Task directions: Repeat the records below exactly.
___ Data for processing ___
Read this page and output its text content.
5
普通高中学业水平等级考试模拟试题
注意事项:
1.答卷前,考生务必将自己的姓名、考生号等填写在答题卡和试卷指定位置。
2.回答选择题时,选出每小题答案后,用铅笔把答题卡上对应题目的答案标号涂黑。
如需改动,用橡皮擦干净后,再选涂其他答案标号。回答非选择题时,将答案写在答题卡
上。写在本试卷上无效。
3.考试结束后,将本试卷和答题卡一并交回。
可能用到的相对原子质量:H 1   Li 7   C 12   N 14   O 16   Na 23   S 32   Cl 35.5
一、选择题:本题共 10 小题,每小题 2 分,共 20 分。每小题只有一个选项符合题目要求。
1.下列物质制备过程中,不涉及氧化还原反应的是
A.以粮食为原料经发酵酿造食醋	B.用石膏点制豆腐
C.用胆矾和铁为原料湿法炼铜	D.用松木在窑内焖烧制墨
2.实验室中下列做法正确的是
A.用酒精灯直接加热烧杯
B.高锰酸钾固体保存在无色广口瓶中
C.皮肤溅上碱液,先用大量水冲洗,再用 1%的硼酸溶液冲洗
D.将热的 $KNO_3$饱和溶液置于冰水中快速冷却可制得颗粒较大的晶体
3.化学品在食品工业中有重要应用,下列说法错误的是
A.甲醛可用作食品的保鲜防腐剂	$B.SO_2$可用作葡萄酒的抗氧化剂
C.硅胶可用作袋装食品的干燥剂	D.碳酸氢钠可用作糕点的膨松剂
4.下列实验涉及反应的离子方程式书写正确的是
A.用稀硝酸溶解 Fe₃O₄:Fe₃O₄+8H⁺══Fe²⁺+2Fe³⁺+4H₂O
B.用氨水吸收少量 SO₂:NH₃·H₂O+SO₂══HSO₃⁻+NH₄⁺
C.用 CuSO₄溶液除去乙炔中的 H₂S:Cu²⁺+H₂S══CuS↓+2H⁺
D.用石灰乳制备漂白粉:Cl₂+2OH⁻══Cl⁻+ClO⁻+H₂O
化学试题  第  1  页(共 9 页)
___
The output:
Read this page and output its text content.
5
普通高中学业水平等级考试模拟试题
注意事项:
1.答卷前,考生务必将自己的姓名、考生号等填写在答题卡和试卷指定位置。
2.回答选择题时,选出每小题答案后,用铅笔把答题卡上对应题目的答案标号涂黑。
如需改动,用橡皮擦干净后,再选涂其他答案标号。回答非选择题时,将答案写在答题卡
上。写在本试卷上无效。
3.考试结束后,将本试卷和答题卡一并交回。
可能用到的相对原子质量:H 1   Li 7   C 12   N 14   O 16   Na 23   S 32   Cl 35.5
一、选择题:本题共 10 小题,每小题 2 分,共 20 分。每小题只有一个选项符合题目要求。
1.下列物质制备过程中,不涉及氧化还原反应的是
A.以粮食为原料经发酵酿造食醋	B.用石膏点制豆腐
C.用胆矾和铁为原料湿法炼铜	D.用松木在窑内焖烧制墨
2.实验室中下列做法正确的是
A.用酒精灯直接加热烧杯
B.高锰酸钾固体保存在无色广口瓶中
C.皮肤溅上碱液,先用大量水冲洗,再用 1%的硼酸溶液冲洗
D.将热的 $KNO_3$饱和溶液置于冰水中快速冷却可制得颗粒较大的晶体
3.化学品在食品工业中有重要应用,下列说法错误的是
A.甲醛可用作食品的保鲜防腐剂	$B.SO_2$可用作葡萄酒的抗氧化剂
C.硅胶可用作袋装食品的干燥剂	D.碳酸氢钠可用作糕点的膨松剂
4.下列实验涉及反应的离子方程式书写正确的是
A.用稀硝酸溶解 Fe₃O₄:Fe₃O₄+8H⁺══Fe²⁺+2Fe³⁺+4H₂O
B.用氨水吸收少量 SO₂:NH₃·H₂O+SO₂══HSO₃⁻+NH₄⁺
C.用 CuSO₄溶液除去乙炔中的 H₂S:Cu²⁺+H₂S══CuS↓+2H⁺
D.用石灰乳制备漂白粉:Cl₂+2OH⁻══Cl⁻+ClO⁻+H₂O
化学试题  第  1  页(共 9 页)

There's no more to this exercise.